Short task: Write the records out again exactly, leaving no images in.

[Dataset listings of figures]
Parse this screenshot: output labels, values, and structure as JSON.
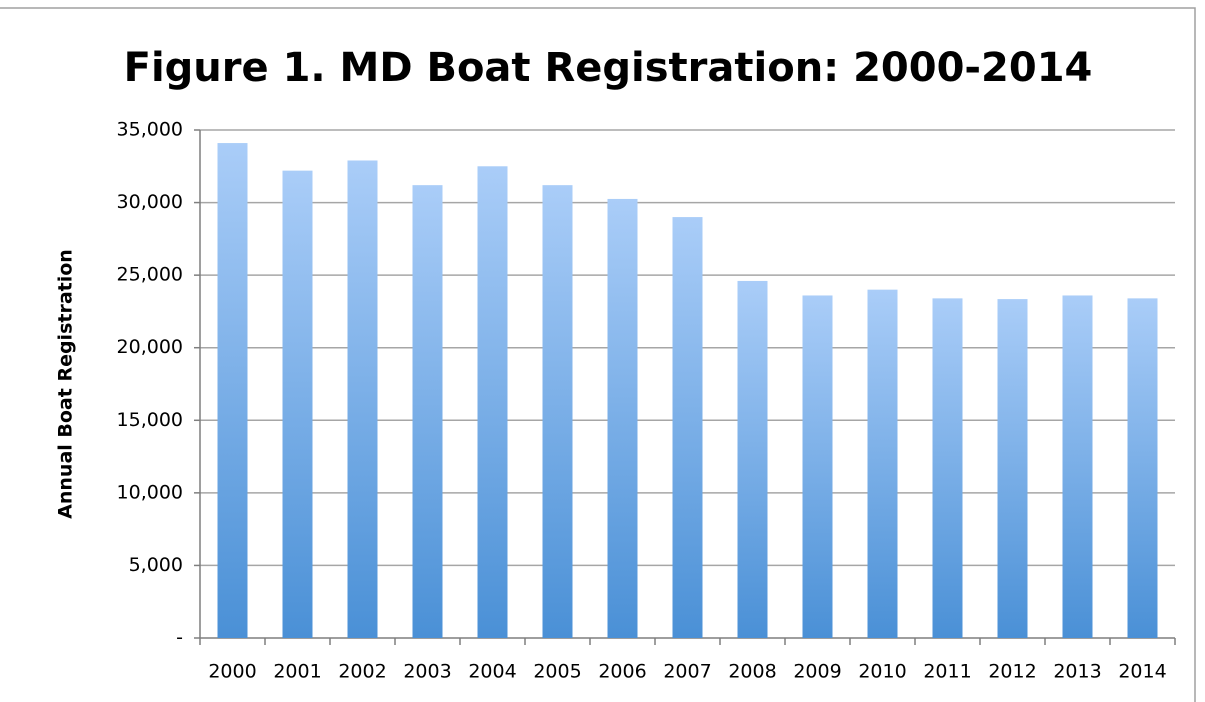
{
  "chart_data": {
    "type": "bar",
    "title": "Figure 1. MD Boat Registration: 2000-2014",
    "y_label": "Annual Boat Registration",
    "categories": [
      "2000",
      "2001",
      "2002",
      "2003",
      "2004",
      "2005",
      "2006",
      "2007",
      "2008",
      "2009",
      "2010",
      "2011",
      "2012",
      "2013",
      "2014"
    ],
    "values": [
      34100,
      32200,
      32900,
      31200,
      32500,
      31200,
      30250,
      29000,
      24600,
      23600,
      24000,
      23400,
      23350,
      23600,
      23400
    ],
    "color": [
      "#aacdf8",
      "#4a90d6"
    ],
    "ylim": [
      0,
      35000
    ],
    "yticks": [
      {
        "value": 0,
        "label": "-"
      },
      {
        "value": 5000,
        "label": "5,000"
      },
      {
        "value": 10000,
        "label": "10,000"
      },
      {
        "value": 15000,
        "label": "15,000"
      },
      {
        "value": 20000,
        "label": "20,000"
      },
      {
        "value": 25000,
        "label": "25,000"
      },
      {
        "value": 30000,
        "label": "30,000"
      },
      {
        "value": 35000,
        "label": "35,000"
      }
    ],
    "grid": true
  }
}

Solution to this exercise:
Parse this screenshot: output labels, values, and structure as JSON.
{
  "chart_data": {
    "type": "bar",
    "title": "Figure 1. MD Boat Registration: 2000-2014",
    "y_label": "Annual Boat Registration",
    "categories": [
      "2000",
      "2001",
      "2002",
      "2003",
      "2004",
      "2005",
      "2006",
      "2007",
      "2008",
      "2009",
      "2010",
      "2011",
      "2012",
      "2013",
      "2014"
    ],
    "values": [
      34100,
      32200,
      32900,
      31200,
      32500,
      31200,
      30250,
      29000,
      24600,
      23600,
      24000,
      23400,
      23350,
      23600,
      23400
    ],
    "color": [
      "#aacdf8",
      "#4a90d6"
    ],
    "ylim": [
      0,
      35000
    ],
    "yticks": [
      {
        "value": 0,
        "label": "-"
      },
      {
        "value": 5000,
        "label": "5,000"
      },
      {
        "value": 10000,
        "label": "10,000"
      },
      {
        "value": 15000,
        "label": "15,000"
      },
      {
        "value": 20000,
        "label": "20,000"
      },
      {
        "value": 25000,
        "label": "25,000"
      },
      {
        "value": 30000,
        "label": "30,000"
      },
      {
        "value": 35000,
        "label": "35,000"
      }
    ],
    "grid": true
  }
}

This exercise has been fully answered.